(Stored data entries)
-- begin --
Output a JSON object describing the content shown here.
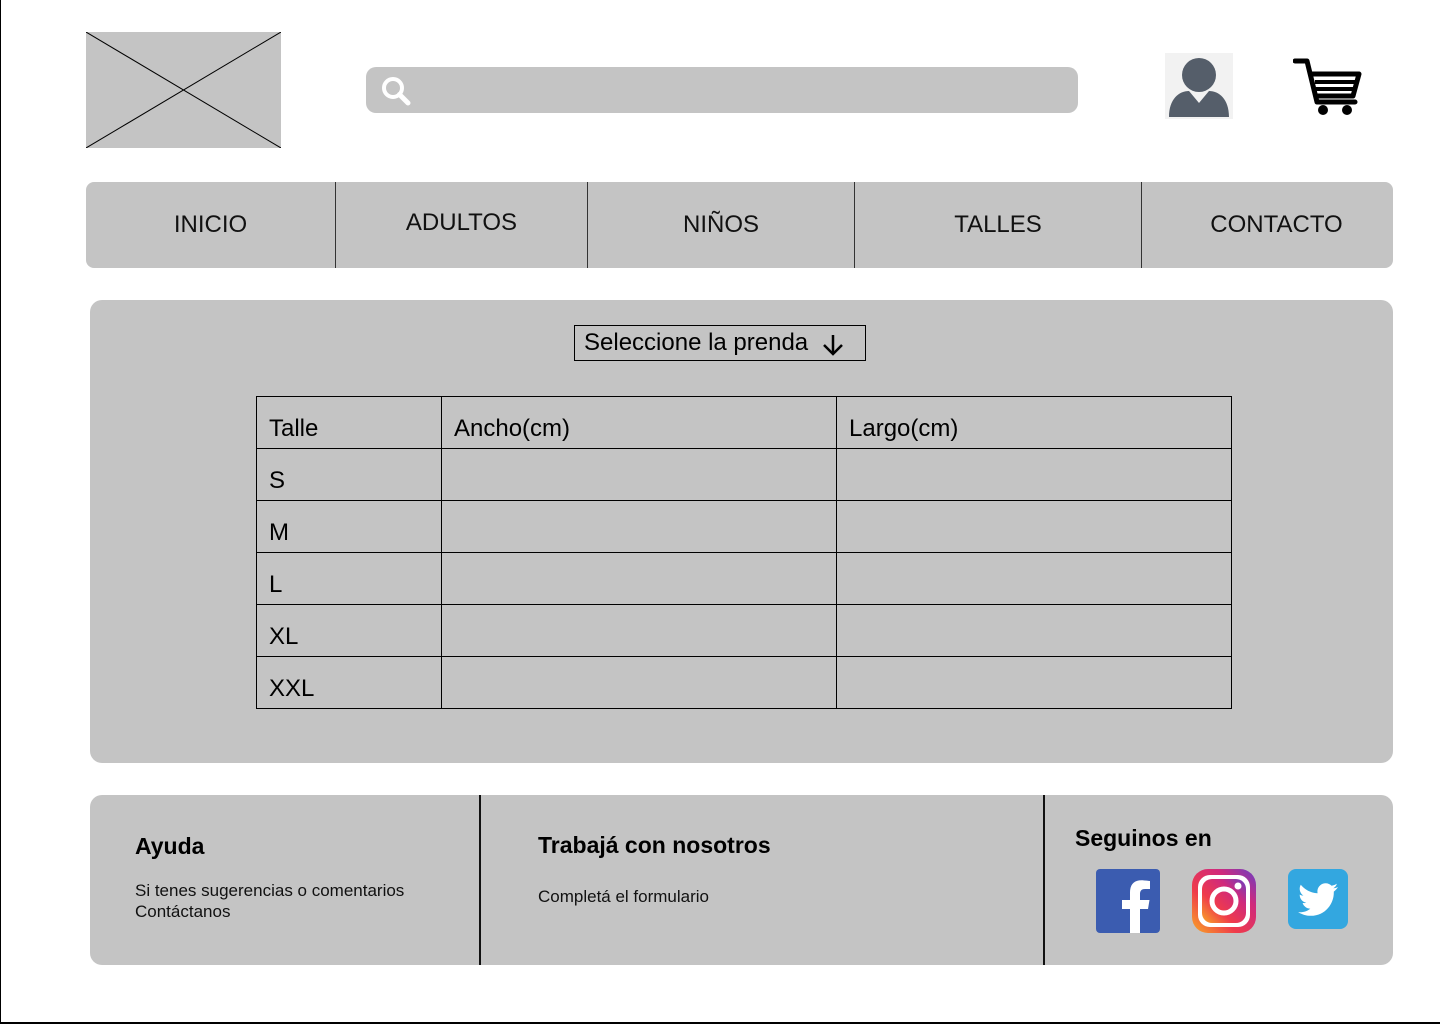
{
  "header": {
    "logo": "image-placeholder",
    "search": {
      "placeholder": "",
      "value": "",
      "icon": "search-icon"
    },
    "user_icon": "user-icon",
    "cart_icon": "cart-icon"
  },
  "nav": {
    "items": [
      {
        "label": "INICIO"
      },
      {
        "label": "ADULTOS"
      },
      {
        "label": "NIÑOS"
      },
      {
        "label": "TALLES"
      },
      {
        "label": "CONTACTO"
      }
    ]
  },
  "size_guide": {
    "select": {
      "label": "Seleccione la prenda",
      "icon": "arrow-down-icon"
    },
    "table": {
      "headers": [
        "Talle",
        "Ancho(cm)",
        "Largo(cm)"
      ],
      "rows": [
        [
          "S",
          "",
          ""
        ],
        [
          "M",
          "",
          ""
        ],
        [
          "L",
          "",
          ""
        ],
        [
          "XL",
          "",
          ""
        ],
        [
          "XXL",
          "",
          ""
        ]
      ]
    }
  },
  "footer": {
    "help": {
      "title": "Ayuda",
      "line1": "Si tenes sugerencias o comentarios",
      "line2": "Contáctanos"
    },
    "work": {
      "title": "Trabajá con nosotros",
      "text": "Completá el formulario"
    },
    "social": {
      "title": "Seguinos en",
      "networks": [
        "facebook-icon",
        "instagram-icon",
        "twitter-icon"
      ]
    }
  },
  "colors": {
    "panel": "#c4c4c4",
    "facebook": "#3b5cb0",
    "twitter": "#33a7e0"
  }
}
-- end --
-- begin --
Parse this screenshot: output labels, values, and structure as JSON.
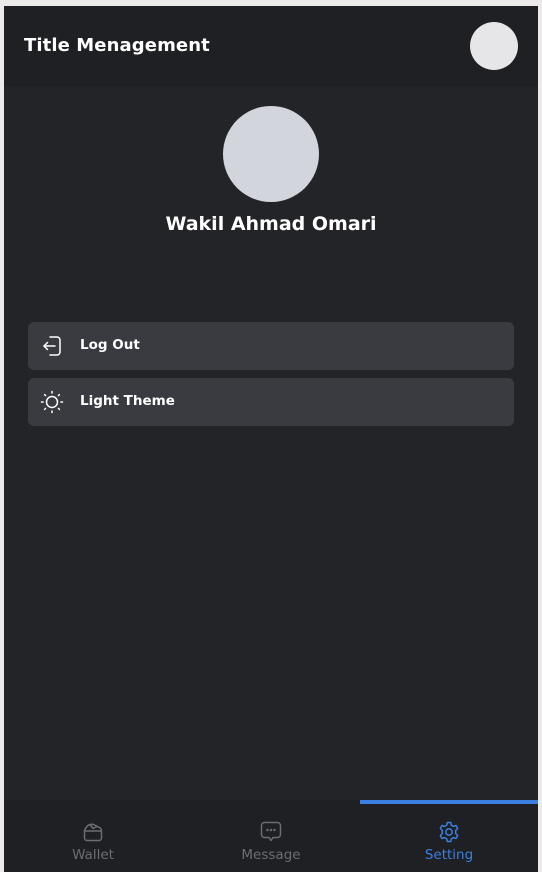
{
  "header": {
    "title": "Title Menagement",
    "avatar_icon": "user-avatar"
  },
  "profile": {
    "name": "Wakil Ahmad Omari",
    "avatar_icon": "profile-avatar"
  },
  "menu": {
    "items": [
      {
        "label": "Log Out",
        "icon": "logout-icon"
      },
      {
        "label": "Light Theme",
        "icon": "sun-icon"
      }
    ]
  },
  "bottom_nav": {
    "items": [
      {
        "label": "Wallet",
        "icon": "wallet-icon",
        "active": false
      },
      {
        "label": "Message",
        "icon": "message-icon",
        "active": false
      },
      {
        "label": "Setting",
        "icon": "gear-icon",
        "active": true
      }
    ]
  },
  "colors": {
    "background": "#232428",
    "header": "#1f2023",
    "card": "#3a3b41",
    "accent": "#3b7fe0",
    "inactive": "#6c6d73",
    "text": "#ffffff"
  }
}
-- end --
For this exercise, gather every line of the data that contains the word "avatar".

    "avatar_icon": "user-avatar"
    "avatar_icon": "profile-avatar"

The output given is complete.